▶ _What the task requires_
Output the data word for word, dropping every image.

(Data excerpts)
● ● ●

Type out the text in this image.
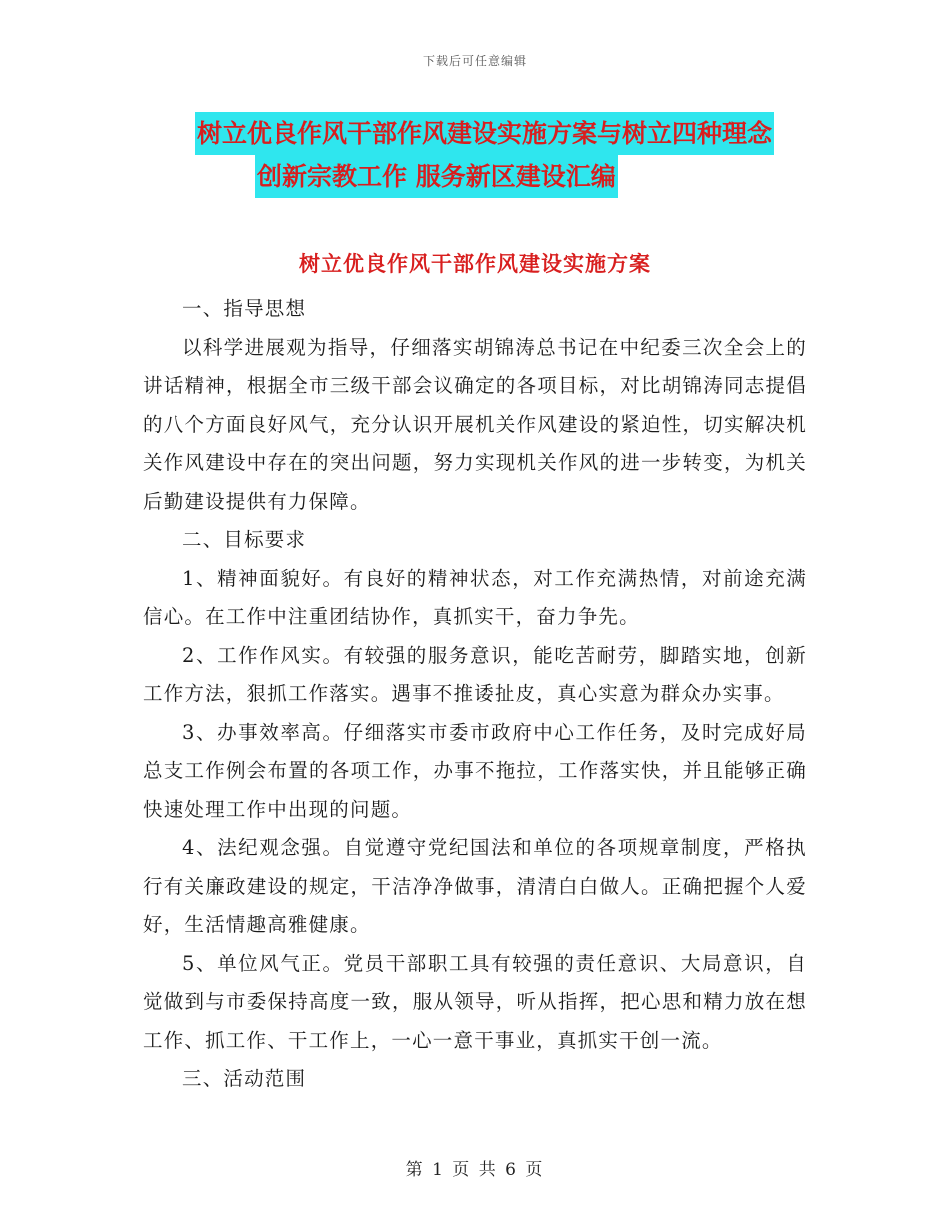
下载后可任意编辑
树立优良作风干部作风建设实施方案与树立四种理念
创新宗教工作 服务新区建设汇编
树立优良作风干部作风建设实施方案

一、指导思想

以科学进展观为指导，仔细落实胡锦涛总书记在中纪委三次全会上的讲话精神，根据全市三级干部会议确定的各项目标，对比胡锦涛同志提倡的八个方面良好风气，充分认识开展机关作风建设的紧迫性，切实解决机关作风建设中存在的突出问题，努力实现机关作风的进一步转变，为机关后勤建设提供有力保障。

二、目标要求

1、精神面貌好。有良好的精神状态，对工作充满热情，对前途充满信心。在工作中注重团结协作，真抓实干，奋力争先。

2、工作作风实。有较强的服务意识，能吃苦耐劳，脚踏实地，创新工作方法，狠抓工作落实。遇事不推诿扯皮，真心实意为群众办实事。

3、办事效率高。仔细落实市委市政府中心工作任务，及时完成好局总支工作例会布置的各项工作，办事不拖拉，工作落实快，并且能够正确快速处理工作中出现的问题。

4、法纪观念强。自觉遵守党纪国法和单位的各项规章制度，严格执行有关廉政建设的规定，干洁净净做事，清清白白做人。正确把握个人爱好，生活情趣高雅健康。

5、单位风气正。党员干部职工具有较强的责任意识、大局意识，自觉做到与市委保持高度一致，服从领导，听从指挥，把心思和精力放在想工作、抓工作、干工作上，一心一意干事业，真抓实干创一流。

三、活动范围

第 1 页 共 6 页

● ● ●

▶ _Exercise response_
Type out the text in this image.
下载后可任意编辑
树立优良作风干部作风建设实施方案与树立四种理念
创新宗教工作 服务新区建设汇编
树立优良作风干部作风建设实施方案

一、指导思想

以科学进展观为指导，仔细落实胡锦涛总书记在中纪委三次全会上的讲话精神，根据全市三级干部会议确定的各项目标，对比胡锦涛同志提倡的八个方面良好风气，充分认识开展机关作风建设的紧迫性，切实解决机关作风建设中存在的突出问题，努力实现机关作风的进一步转变，为机关后勤建设提供有力保障。

二、目标要求

1、精神面貌好。有良好的精神状态，对工作充满热情，对前途充满信心。在工作中注重团结协作，真抓实干，奋力争先。

2、工作作风实。有较强的服务意识，能吃苦耐劳，脚踏实地，创新工作方法，狠抓工作落实。遇事不推诿扯皮，真心实意为群众办实事。

3、办事效率高。仔细落实市委市政府中心工作任务，及时完成好局总支工作例会布置的各项工作，办事不拖拉，工作落实快，并且能够正确快速处理工作中出现的问题。

4、法纪观念强。自觉遵守党纪国法和单位的各项规章制度，严格执行有关廉政建设的规定，干洁净净做事，清清白白做人。正确把握个人爱好，生活情趣高雅健康。

5、单位风气正。党员干部职工具有较强的责任意识、大局意识，自觉做到与市委保持高度一致，服从领导，听从指挥，把心思和精力放在想工作、抓工作、干工作上，一心一意干事业，真抓实干创一流。

三、活动范围

第 1 页 共 6 页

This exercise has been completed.